Stored data
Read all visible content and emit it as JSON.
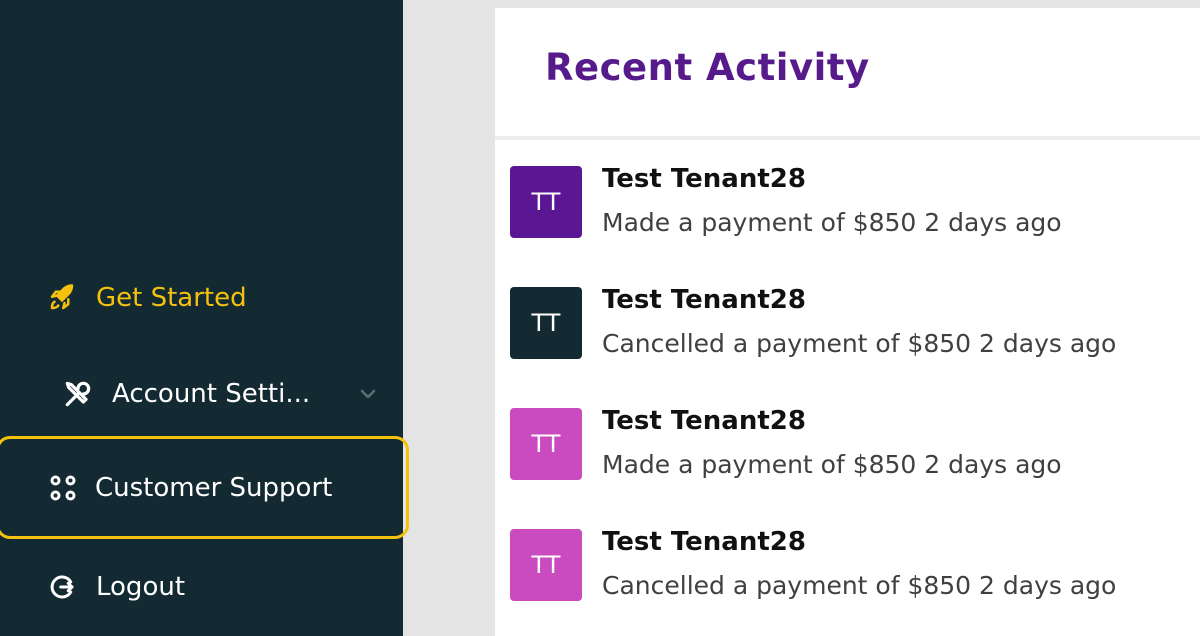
{
  "sidebar": {
    "items": [
      {
        "label": "Get Started",
        "icon": "rocket-icon"
      },
      {
        "label": "Account Setti...",
        "icon": "tools-icon",
        "chevron": "chevron-down-icon"
      },
      {
        "label": "Customer Support",
        "icon": "support-icon"
      },
      {
        "label": "Logout",
        "icon": "logout-icon"
      }
    ]
  },
  "main": {
    "title": "Recent Activity",
    "activities": [
      {
        "initials": "TT",
        "name": "Test Tenant28",
        "description": "Made a payment of $850 2 days ago",
        "avatar_color": "#5b1693"
      },
      {
        "initials": "TT",
        "name": "Test Tenant28",
        "description": "Cancelled a payment of $850 2 days ago",
        "avatar_color": "#132a32"
      },
      {
        "initials": "TT",
        "name": "Test Tenant28",
        "description": "Made a payment of $850 2 days ago",
        "avatar_color": "#c94bbf"
      },
      {
        "initials": "TT",
        "name": "Test Tenant28",
        "description": "Cancelled a payment of $850 2 days ago",
        "avatar_color": "#c94bbf"
      }
    ]
  },
  "colors": {
    "sidebar_bg": "#132a32",
    "accent_yellow": "#f4c20d",
    "title_purple": "#561a8b"
  }
}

#### [What to produce]
Output the entries above exactly. Drop the pictures.

#### [Answer below]
Read all visible content and emit it as JSON.
{
  "sidebar": {
    "items": [
      {
        "label": "Get Started",
        "icon": "rocket-icon"
      },
      {
        "label": "Account Setti...",
        "icon": "tools-icon",
        "chevron": "chevron-down-icon"
      },
      {
        "label": "Customer Support",
        "icon": "support-icon"
      },
      {
        "label": "Logout",
        "icon": "logout-icon"
      }
    ]
  },
  "main": {
    "title": "Recent Activity",
    "activities": [
      {
        "initials": "TT",
        "name": "Test Tenant28",
        "description": "Made a payment of $850 2 days ago",
        "avatar_color": "#5b1693"
      },
      {
        "initials": "TT",
        "name": "Test Tenant28",
        "description": "Cancelled a payment of $850 2 days ago",
        "avatar_color": "#132a32"
      },
      {
        "initials": "TT",
        "name": "Test Tenant28",
        "description": "Made a payment of $850 2 days ago",
        "avatar_color": "#c94bbf"
      },
      {
        "initials": "TT",
        "name": "Test Tenant28",
        "description": "Cancelled a payment of $850 2 days ago",
        "avatar_color": "#c94bbf"
      }
    ]
  },
  "colors": {
    "sidebar_bg": "#132a32",
    "accent_yellow": "#f4c20d",
    "title_purple": "#561a8b"
  }
}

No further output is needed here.